● **Instruction**
Only the lines from the one containing "Transcribe the text in this document." to the end of the entries should be written out, each exactly as it stands, both ends included.

● **Dataset extract**
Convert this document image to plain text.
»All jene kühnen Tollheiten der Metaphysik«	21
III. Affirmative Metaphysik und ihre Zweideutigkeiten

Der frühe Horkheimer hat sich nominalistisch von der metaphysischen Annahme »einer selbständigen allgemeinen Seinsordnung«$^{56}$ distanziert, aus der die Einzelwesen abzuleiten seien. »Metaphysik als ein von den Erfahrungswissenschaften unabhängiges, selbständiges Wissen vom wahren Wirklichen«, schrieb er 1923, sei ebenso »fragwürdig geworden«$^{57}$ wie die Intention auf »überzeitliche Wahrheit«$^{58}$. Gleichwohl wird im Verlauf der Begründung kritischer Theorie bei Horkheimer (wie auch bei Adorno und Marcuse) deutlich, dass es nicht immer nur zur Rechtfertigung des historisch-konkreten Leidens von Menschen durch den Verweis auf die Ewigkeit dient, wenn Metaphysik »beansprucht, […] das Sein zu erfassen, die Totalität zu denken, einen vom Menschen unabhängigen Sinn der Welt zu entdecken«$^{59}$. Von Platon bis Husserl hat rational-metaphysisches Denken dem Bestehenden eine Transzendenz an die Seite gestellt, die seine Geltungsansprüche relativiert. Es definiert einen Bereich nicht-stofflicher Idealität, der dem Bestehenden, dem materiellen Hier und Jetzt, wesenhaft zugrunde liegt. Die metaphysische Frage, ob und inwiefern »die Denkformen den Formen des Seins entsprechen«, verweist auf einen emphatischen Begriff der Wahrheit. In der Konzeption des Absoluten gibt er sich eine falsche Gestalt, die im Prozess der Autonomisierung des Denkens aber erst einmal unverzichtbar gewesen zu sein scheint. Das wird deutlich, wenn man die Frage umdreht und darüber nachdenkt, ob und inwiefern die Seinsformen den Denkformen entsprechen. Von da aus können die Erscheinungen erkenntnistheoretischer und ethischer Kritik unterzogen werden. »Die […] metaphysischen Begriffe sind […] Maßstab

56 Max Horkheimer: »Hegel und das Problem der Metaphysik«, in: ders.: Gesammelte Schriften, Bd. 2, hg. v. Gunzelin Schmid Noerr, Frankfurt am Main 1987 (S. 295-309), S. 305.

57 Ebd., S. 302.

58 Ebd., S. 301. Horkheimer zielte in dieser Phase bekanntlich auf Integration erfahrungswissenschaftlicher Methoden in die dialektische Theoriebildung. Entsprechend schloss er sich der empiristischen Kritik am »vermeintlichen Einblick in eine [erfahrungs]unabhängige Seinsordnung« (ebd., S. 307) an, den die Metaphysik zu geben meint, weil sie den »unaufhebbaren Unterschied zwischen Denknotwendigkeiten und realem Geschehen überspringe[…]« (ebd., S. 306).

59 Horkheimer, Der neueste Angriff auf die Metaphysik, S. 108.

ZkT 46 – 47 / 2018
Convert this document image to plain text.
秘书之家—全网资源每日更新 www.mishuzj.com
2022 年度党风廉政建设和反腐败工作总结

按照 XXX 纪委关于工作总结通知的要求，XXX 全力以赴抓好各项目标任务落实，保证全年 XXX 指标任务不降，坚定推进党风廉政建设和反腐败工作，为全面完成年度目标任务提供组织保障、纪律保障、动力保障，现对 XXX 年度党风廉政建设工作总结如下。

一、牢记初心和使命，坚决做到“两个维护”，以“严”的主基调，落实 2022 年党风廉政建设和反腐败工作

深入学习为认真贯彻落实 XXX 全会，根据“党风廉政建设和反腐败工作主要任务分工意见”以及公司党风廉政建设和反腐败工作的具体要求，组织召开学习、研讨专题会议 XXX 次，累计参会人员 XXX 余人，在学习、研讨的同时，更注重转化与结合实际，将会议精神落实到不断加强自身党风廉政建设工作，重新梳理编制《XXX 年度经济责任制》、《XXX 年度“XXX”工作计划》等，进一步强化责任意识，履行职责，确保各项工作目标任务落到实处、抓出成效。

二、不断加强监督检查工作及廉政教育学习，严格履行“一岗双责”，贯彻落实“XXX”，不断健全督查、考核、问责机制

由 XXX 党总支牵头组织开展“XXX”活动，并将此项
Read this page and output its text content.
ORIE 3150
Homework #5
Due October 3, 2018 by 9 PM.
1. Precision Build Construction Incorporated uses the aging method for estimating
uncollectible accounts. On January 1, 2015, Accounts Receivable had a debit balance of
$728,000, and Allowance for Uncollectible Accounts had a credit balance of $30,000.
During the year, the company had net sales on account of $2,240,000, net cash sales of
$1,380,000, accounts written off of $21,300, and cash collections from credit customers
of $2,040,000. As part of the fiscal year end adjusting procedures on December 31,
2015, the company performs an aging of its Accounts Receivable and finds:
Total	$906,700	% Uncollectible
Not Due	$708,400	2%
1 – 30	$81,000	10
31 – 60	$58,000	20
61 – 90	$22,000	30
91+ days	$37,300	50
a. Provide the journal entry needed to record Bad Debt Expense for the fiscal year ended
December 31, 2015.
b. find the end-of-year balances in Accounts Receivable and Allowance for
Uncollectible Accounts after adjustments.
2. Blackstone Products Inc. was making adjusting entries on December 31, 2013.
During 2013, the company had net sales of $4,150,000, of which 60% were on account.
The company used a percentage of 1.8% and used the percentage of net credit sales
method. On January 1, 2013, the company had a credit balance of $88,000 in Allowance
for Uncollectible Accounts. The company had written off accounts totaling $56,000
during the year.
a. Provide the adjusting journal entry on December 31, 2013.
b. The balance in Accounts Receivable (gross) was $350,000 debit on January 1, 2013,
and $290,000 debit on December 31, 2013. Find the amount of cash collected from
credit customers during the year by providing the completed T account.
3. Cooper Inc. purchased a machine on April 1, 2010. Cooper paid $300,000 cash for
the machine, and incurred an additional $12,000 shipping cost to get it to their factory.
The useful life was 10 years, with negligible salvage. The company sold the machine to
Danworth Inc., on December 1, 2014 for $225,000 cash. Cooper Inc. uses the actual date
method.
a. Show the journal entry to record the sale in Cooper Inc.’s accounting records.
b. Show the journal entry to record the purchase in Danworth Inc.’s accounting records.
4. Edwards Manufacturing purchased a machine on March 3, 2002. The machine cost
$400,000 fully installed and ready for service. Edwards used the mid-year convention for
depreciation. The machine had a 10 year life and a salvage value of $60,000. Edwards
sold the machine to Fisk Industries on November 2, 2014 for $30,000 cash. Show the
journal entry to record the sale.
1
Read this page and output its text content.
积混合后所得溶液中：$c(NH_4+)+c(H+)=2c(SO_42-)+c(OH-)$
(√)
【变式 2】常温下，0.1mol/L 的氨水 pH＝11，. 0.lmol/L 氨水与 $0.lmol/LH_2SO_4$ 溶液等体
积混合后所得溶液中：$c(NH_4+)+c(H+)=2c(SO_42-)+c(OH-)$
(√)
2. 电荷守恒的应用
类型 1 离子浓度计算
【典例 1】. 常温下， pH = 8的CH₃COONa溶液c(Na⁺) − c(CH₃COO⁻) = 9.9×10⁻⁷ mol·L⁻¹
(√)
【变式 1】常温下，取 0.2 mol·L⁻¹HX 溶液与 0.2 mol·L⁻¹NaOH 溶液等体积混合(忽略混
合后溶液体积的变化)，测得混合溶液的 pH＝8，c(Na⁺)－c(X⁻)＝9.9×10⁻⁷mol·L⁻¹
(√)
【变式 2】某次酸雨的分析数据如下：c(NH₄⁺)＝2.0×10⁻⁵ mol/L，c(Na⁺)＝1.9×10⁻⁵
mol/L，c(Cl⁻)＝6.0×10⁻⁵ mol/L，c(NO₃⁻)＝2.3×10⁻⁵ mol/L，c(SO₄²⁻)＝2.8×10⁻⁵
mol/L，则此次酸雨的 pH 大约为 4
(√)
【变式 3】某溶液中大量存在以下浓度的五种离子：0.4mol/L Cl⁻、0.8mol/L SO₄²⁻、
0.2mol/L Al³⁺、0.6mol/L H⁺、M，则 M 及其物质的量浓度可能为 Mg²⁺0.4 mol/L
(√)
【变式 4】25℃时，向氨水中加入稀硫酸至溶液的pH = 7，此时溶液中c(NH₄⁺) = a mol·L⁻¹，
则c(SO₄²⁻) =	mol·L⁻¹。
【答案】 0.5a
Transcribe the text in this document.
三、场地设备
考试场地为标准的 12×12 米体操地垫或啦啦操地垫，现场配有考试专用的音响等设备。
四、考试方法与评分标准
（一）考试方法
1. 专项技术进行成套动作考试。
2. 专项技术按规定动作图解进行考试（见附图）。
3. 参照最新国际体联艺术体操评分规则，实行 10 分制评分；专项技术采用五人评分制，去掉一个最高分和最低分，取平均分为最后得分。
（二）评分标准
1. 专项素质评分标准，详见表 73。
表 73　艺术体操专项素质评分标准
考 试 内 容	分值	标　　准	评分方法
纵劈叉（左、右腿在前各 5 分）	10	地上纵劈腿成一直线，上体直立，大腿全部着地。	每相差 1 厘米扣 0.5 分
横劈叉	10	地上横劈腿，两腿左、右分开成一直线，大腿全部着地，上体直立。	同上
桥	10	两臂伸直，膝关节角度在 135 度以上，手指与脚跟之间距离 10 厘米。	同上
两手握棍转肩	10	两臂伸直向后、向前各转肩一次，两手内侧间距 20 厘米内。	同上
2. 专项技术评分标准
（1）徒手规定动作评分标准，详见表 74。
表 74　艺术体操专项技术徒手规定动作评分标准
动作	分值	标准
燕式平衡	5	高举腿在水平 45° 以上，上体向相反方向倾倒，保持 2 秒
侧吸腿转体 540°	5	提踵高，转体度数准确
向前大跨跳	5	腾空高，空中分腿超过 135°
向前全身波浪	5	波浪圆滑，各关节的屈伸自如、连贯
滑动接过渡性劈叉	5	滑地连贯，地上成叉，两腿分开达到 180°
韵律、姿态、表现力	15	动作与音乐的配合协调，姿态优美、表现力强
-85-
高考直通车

● **Exercise solution**
Transcribe the text in this document.
三、场地设备
考试场地为标准的 12×12 米体操地垫或啦啦操地垫，现场配有考试专用的音响等设备。
四、考试方法与评分标准
（一）考试方法
1. 专项技术进行成套动作考试。
2. 专项技术按规定动作图解进行考试（见附图）。
3. 参照最新国际体联艺术体操评分规则，实行 10 分制评分；专项技术采用五人评分制，去掉一个最高分和最低分，取平均分为最后得分。
（二）评分标准
1. 专项素质评分标准，详见表 73。
表 73　艺术体操专项素质评分标准
考 试 内 容	分值	标　　准	评分方法
纵劈叉（左、右腿在前各 5 分）	10	地上纵劈腿成一直线，上体直立，大腿全部着地。	每相差 1 厘米扣 0.5 分
横劈叉	10	地上横劈腿，两腿左、右分开成一直线，大腿全部着地，上体直立。	同上
桥	10	两臂伸直，膝关节角度在 135 度以上，手指与脚跟之间距离 10 厘米。	同上
两手握棍转肩	10	两臂伸直向后、向前各转肩一次，两手内侧间距 20 厘米内。	同上
2. 专项技术评分标准
（1）徒手规定动作评分标准，详见表 74。
表 74　艺术体操专项技术徒手规定动作评分标准
动作	分值	标准
燕式平衡	5	高举腿在水平 45° 以上，上体向相反方向倾倒，保持 2 秒
侧吸腿转体 540°	5	提踵高，转体度数准确
向前大跨跳	5	腾空高，空中分腿超过 135°
向前全身波浪	5	波浪圆滑，各关节的屈伸自如、连贯
滑动接过渡性劈叉	5	滑地连贯，地上成叉，两腿分开达到 180°
韵律、姿态、表现力	15	动作与音乐的配合协调，姿态优美、表现力强
-85-
高考直通车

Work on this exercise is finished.